Records from a dataset:
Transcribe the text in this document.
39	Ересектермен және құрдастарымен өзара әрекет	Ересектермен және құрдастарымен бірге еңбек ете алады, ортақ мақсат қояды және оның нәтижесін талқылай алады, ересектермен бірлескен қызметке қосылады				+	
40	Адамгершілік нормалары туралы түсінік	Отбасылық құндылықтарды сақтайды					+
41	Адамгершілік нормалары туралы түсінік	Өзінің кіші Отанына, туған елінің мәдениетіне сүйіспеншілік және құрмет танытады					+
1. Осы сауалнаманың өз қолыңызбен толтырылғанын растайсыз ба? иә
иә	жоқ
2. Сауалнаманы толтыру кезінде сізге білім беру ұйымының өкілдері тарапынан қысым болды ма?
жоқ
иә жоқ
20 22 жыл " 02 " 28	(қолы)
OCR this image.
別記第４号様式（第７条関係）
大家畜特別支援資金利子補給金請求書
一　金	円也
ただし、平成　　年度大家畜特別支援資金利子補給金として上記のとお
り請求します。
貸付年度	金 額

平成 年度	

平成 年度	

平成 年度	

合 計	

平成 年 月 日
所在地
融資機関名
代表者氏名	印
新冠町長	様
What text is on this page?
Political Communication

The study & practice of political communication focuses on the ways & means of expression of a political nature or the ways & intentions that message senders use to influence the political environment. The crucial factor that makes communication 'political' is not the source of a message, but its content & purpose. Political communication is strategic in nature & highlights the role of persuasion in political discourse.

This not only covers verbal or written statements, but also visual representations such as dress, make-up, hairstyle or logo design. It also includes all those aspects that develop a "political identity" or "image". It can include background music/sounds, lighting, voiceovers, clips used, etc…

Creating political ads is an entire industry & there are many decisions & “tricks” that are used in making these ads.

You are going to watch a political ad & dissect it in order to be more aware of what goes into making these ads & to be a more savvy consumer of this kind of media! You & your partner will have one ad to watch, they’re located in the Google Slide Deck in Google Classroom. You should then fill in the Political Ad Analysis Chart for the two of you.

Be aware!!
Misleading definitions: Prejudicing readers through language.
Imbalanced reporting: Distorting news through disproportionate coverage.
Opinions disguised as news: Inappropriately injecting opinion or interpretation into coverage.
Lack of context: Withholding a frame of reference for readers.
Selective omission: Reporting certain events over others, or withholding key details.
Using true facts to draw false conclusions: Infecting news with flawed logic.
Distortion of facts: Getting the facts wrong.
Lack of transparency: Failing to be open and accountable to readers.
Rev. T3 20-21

Exercise:
The listing above must be transcribed exactly, line by line.

Output:
Transcribe the text in this document.
39	Ересектермен және құрдастарымен өзара әрекет	Ересектермен және құрдастарымен бірге еңбек ете алады, ортақ мақсат қояды және оның нәтижесін талқылай алады, ересектермен бірлескен қызметке қосылады				+	
40	Адамгершілік нормалары туралы түсінік	Отбасылық құндылықтарды сақтайды					+
41	Адамгершілік нормалары туралы түсінік	Өзінің кіші Отанына, туған елінің мәдениетіне сүйіспеншілік және құрмет танытады					+
1. Осы сауалнаманың өз қолыңызбен толтырылғанын растайсыз ба? иә
иә	жоқ
2. Сауалнаманы толтыру кезінде сізге білім беру ұйымының өкілдері тарапынан қысым болды ма?
жоқ
иә жоқ
20 22 жыл " 02 " 28	(қолы)
OCR this image.
別記第４号様式（第７条関係）
大家畜特別支援資金利子補給金請求書
一　金	円也
ただし、平成　　年度大家畜特別支援資金利子補給金として上記のとお
り請求します。
貸付年度	金 額

平成 年度	

平成 年度	

平成 年度	

合 計	

平成 年 月 日
所在地
融資機関名
代表者氏名	印
新冠町長	様
What text is on this page?
Political Communication

The study & practice of political communication focuses on the ways & means of expression of a political nature or the ways & intentions that message senders use to influence the political environment. The crucial factor that makes communication 'political' is not the source of a message, but its content & purpose. Political communication is strategic in nature & highlights the role of persuasion in political discourse.

This not only covers verbal or written statements, but also visual representations such as dress, make-up, hairstyle or logo design. It also includes all those aspects that develop a "political identity" or "image". It can include background music/sounds, lighting, voiceovers, clips used, etc…

Creating political ads is an entire industry & there are many decisions & “tricks” that are used in making these ads.

You are going to watch a political ad & dissect it in order to be more aware of what goes into making these ads & to be a more savvy consumer of this kind of media! You & your partner will have one ad to watch, they’re located in the Google Slide Deck in Google Classroom. You should then fill in the Political Ad Analysis Chart for the two of you.

Be aware!!
Misleading definitions: Prejudicing readers through language.
Imbalanced reporting: Distorting news through disproportionate coverage.
Opinions disguised as news: Inappropriately injecting opinion or interpretation into coverage.
Lack of context: Withholding a frame of reference for readers.
Selective omission: Reporting certain events over others, or withholding key details.
Using true facts to draw false conclusions: Infecting news with flawed logic.
Distortion of facts: Getting the facts wrong.
Lack of transparency: Failing to be open and accountable to readers.
Rev. T3 20-21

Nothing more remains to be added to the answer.